> _Work instructions_: Output the lines below unchanged, each on its own line and in the same order.

## BEGIN Stored data

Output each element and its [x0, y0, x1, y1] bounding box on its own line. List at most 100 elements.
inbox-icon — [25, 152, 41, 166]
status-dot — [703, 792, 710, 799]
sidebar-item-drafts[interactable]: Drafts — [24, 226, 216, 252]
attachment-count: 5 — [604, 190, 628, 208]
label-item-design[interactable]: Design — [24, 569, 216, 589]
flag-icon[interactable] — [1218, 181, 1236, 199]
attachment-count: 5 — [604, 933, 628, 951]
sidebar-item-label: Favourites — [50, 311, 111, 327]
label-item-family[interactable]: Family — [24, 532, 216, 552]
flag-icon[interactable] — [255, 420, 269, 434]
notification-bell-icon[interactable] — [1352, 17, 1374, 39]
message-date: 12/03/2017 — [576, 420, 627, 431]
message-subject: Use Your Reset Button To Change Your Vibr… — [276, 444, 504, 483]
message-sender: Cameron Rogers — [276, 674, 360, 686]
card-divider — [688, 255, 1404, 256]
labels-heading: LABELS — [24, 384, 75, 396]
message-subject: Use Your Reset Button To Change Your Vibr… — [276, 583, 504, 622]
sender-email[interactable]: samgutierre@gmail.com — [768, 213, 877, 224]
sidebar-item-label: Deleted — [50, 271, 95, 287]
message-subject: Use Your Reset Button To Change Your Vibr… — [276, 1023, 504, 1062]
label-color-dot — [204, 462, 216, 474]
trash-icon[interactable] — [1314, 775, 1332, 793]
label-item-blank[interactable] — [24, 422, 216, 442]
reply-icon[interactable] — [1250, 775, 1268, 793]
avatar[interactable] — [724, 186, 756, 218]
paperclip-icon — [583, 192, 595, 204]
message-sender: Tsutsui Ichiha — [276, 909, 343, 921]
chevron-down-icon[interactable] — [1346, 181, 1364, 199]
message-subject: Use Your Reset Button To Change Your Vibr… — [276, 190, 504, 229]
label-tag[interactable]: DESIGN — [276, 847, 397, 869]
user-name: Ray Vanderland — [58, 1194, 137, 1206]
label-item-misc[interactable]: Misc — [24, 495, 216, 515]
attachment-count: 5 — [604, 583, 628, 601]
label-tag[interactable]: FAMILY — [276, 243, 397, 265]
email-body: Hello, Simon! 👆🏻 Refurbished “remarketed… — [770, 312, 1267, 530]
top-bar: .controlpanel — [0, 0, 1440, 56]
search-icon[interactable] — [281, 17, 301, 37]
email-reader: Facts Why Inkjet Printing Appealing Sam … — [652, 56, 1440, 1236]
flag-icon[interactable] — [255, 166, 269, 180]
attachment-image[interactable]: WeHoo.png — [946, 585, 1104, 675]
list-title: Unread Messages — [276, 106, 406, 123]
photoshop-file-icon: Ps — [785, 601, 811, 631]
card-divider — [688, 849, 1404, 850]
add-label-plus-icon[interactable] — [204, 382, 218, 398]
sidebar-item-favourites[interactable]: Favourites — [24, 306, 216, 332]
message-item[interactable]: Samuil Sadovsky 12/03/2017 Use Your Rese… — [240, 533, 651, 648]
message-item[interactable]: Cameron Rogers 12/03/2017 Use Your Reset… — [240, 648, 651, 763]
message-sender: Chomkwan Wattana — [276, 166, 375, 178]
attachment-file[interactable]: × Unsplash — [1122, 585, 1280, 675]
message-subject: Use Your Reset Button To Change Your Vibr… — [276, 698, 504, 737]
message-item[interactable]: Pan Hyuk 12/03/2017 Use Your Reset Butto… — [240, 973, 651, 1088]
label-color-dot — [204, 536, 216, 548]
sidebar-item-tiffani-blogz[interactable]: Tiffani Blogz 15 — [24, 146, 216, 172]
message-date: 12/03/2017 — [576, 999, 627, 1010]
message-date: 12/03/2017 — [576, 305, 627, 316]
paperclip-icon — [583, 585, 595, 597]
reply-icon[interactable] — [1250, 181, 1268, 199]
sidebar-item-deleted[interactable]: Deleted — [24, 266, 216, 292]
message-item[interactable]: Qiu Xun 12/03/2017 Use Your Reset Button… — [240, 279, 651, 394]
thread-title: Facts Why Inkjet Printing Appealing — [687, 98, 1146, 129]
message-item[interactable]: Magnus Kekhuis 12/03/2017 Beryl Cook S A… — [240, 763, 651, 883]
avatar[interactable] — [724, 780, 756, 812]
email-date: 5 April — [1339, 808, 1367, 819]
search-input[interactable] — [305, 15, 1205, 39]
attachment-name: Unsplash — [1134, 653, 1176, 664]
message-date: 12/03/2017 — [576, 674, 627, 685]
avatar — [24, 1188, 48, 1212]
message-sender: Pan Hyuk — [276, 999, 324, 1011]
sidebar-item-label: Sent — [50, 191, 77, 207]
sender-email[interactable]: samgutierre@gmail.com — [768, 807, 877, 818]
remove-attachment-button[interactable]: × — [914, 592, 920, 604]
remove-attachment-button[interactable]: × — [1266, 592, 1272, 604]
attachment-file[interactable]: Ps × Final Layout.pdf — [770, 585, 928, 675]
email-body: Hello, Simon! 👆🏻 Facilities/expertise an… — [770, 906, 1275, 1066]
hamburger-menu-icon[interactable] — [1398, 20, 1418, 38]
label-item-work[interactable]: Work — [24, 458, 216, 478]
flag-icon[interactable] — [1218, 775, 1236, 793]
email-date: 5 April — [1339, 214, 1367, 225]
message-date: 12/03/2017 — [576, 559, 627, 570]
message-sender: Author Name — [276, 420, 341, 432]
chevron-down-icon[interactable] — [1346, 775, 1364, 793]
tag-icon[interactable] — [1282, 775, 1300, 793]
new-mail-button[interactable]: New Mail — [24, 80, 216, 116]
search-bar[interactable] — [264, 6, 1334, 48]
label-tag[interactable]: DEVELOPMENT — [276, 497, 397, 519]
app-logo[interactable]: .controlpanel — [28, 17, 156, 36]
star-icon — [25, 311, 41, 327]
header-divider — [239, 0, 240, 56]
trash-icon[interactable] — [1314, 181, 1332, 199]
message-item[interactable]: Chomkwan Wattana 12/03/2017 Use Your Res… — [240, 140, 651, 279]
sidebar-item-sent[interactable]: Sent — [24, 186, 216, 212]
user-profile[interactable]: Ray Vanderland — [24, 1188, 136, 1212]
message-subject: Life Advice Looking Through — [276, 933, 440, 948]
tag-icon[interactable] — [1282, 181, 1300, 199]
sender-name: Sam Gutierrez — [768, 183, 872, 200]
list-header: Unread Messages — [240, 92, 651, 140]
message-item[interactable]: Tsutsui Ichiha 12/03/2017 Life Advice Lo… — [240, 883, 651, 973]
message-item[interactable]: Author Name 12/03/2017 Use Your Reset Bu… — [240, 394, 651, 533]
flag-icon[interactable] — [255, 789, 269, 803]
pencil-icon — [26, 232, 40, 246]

## END Stored data

> _Answer below_:
Output each element and its [x0, y0, x1, y1] bounding box on its own line. List at most 100 elements.
inbox-icon — [25, 152, 41, 166]
status-dot — [703, 792, 710, 799]
sidebar-item-drafts[interactable]: Drafts — [24, 226, 216, 252]
attachment-count: 5 — [604, 190, 628, 208]
label-item-design[interactable]: Design — [24, 569, 216, 589]
flag-icon[interactable] — [1218, 181, 1236, 199]
attachment-count: 5 — [604, 933, 628, 951]
sidebar-item-label: Favourites — [50, 311, 111, 327]
label-item-family[interactable]: Family — [24, 532, 216, 552]
flag-icon[interactable] — [255, 420, 269, 434]
notification-bell-icon[interactable] — [1352, 17, 1374, 39]
message-date: 12/03/2017 — [576, 420, 627, 431]
message-subject: Use Your Reset Button To Change Your Vibr… — [276, 444, 504, 483]
message-sender: Cameron Rogers — [276, 674, 360, 686]
card-divider — [688, 255, 1404, 256]
labels-heading: LABELS — [24, 384, 75, 396]
message-subject: Use Your Reset Button To Change Your Vibr… — [276, 583, 504, 622]
sender-email[interactable]: samgutierre@gmail.com — [768, 213, 877, 224]
sidebar-item-label: Deleted — [50, 271, 95, 287]
message-subject: Use Your Reset Button To Change Your Vibr… — [276, 1023, 504, 1062]
label-color-dot — [204, 462, 216, 474]
trash-icon[interactable] — [1314, 775, 1332, 793]
label-item-blank[interactable] — [24, 422, 216, 442]
reply-icon[interactable] — [1250, 775, 1268, 793]
avatar[interactable] — [724, 186, 756, 218]
paperclip-icon — [583, 192, 595, 204]
message-sender: Tsutsui Ichiha — [276, 909, 343, 921]
chevron-down-icon[interactable] — [1346, 181, 1364, 199]
message-subject: Use Your Reset Button To Change Your Vibr… — [276, 190, 504, 229]
label-tag[interactable]: DESIGN — [276, 847, 397, 869]
user-name: Ray Vanderland — [58, 1194, 137, 1206]
label-item-misc[interactable]: Misc — [24, 495, 216, 515]
attachment-count: 5 — [604, 583, 628, 601]
label-tag[interactable]: FAMILY — [276, 243, 397, 265]
email-body: Hello, Simon! 👆🏻 Refurbished “remarketed… — [770, 312, 1267, 530]
top-bar: .controlpanel — [0, 0, 1440, 56]
search-icon[interactable] — [281, 17, 301, 37]
email-reader: Facts Why Inkjet Printing Appealing Sam … — [652, 56, 1440, 1236]
flag-icon[interactable] — [255, 166, 269, 180]
attachment-image[interactable]: WeHoo.png — [946, 585, 1104, 675]
list-title: Unread Messages — [276, 106, 406, 123]
photoshop-file-icon: Ps — [785, 601, 811, 631]
card-divider — [688, 849, 1404, 850]
add-label-plus-icon[interactable] — [204, 382, 218, 398]
sidebar-item-favourites[interactable]: Favourites — [24, 306, 216, 332]
message-item[interactable]: Samuil Sadovsky 12/03/2017 Use Your Rese… — [240, 533, 651, 648]
message-item[interactable]: Cameron Rogers 12/03/2017 Use Your Reset… — [240, 648, 651, 763]
message-sender: Chomkwan Wattana — [276, 166, 375, 178]
attachment-file[interactable]: × Unsplash — [1122, 585, 1280, 675]
message-subject: Use Your Reset Button To Change Your Vibr… — [276, 698, 504, 737]
message-item[interactable]: Pan Hyuk 12/03/2017 Use Your Reset Butto… — [240, 973, 651, 1088]
label-color-dot — [204, 536, 216, 548]
sidebar-item-tiffani-blogz[interactable]: Tiffani Blogz 15 — [24, 146, 216, 172]
message-date: 12/03/2017 — [576, 999, 627, 1010]
message-date: 12/03/2017 — [576, 305, 627, 316]
paperclip-icon — [583, 585, 595, 597]
reply-icon[interactable] — [1250, 181, 1268, 199]
sidebar-item-deleted[interactable]: Deleted — [24, 266, 216, 292]
message-item[interactable]: Qiu Xun 12/03/2017 Use Your Reset Button… — [240, 279, 651, 394]
thread-title: Facts Why Inkjet Printing Appealing — [687, 98, 1146, 129]
message-item[interactable]: Magnus Kekhuis 12/03/2017 Beryl Cook S A… — [240, 763, 651, 883]
avatar[interactable] — [724, 780, 756, 812]
email-date: 5 April — [1339, 808, 1367, 819]
search-input[interactable] — [305, 15, 1205, 39]
attachment-name: Unsplash — [1134, 653, 1176, 664]
message-date: 12/03/2017 — [576, 674, 627, 685]
avatar — [24, 1188, 48, 1212]
message-sender: Pan Hyuk — [276, 999, 324, 1011]
sidebar-item-label: Sent — [50, 191, 77, 207]
sender-email[interactable]: samgutierre@gmail.com — [768, 807, 877, 818]
remove-attachment-button[interactable]: × — [914, 592, 920, 604]
remove-attachment-button[interactable]: × — [1266, 592, 1272, 604]
attachment-file[interactable]: Ps × Final Layout.pdf — [770, 585, 928, 675]
email-body: Hello, Simon! 👆🏻 Facilities/expertise an… — [770, 906, 1275, 1066]
hamburger-menu-icon[interactable] — [1398, 20, 1418, 38]
label-item-work[interactable]: Work — [24, 458, 216, 478]
flag-icon[interactable] — [1218, 775, 1236, 793]
email-date: 5 April — [1339, 214, 1367, 225]
message-date: 12/03/2017 — [576, 559, 627, 570]
message-sender: Author Name — [276, 420, 341, 432]
chevron-down-icon[interactable] — [1346, 775, 1364, 793]
tag-icon[interactable] — [1282, 775, 1300, 793]
new-mail-button[interactable]: New Mail — [24, 80, 216, 116]
search-bar[interactable] — [264, 6, 1334, 48]
label-tag[interactable]: DEVELOPMENT — [276, 497, 397, 519]
app-logo[interactable]: .controlpanel — [28, 17, 156, 36]
star-icon — [25, 311, 41, 327]
header-divider — [239, 0, 240, 56]
trash-icon[interactable] — [1314, 181, 1332, 199]
message-item[interactable]: Chomkwan Wattana 12/03/2017 Use Your Res… — [240, 140, 651, 279]
sidebar-item-sent[interactable]: Sent — [24, 186, 216, 212]
user-profile[interactable]: Ray Vanderland — [24, 1188, 136, 1212]
message-subject: Life Advice Looking Through — [276, 933, 440, 948]
tag-icon[interactable] — [1282, 181, 1300, 199]
sender-name: Sam Gutierrez — [768, 183, 872, 200]
list-header: Unread Messages — [240, 92, 651, 140]
message-item[interactable]: Tsutsui Ichiha 12/03/2017 Life Advice Lo… — [240, 883, 651, 973]
message-item[interactable]: Author Name 12/03/2017 Use Your Reset Bu… — [240, 394, 651, 533]
flag-icon[interactable] — [255, 789, 269, 803]
pencil-icon — [26, 232, 40, 246]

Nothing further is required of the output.